━━━━━ DATA SHOWN

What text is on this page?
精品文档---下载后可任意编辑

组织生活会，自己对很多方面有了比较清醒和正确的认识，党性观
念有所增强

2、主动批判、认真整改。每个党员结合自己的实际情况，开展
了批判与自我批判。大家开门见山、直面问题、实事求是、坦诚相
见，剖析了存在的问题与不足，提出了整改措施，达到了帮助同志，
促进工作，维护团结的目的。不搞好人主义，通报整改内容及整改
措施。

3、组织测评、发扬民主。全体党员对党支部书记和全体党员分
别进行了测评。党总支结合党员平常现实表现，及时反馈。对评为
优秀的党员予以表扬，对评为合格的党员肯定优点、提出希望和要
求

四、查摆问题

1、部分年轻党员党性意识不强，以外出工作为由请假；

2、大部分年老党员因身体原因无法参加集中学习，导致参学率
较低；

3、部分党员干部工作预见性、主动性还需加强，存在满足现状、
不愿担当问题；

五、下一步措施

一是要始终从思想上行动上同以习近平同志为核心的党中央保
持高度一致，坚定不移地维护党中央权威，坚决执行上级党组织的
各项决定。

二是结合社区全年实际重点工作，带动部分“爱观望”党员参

━━━━━━━━━━

# TASK OBJECTIVE
Take the entries above and copy them out exactly.

# RESULT FOR THIS TASK
What text is on this page?
精品文档---下载后可任意编辑

组织生活会，自己对很多方面有了比较清醒和正确的认识，党性观
念有所增强

2、主动批判、认真整改。每个党员结合自己的实际情况，开展
了批判与自我批判。大家开门见山、直面问题、实事求是、坦诚相
见，剖析了存在的问题与不足，提出了整改措施，达到了帮助同志，
促进工作，维护团结的目的。不搞好人主义，通报整改内容及整改
措施。

3、组织测评、发扬民主。全体党员对党支部书记和全体党员分
别进行了测评。党总支结合党员平常现实表现，及时反馈。对评为
优秀的党员予以表扬，对评为合格的党员肯定优点、提出希望和要
求

四、查摆问题

1、部分年轻党员党性意识不强，以外出工作为由请假；

2、大部分年老党员因身体原因无法参加集中学习，导致参学率
较低；

3、部分党员干部工作预见性、主动性还需加强，存在满足现状、
不愿担当问题；

五、下一步措施

一是要始终从思想上行动上同以习近平同志为核心的党中央保
持高度一致，坚定不移地维护党中央权威，坚决执行上级党组织的
各项决定。

二是结合社区全年实际重点工作，带动部分“爱观望”党员参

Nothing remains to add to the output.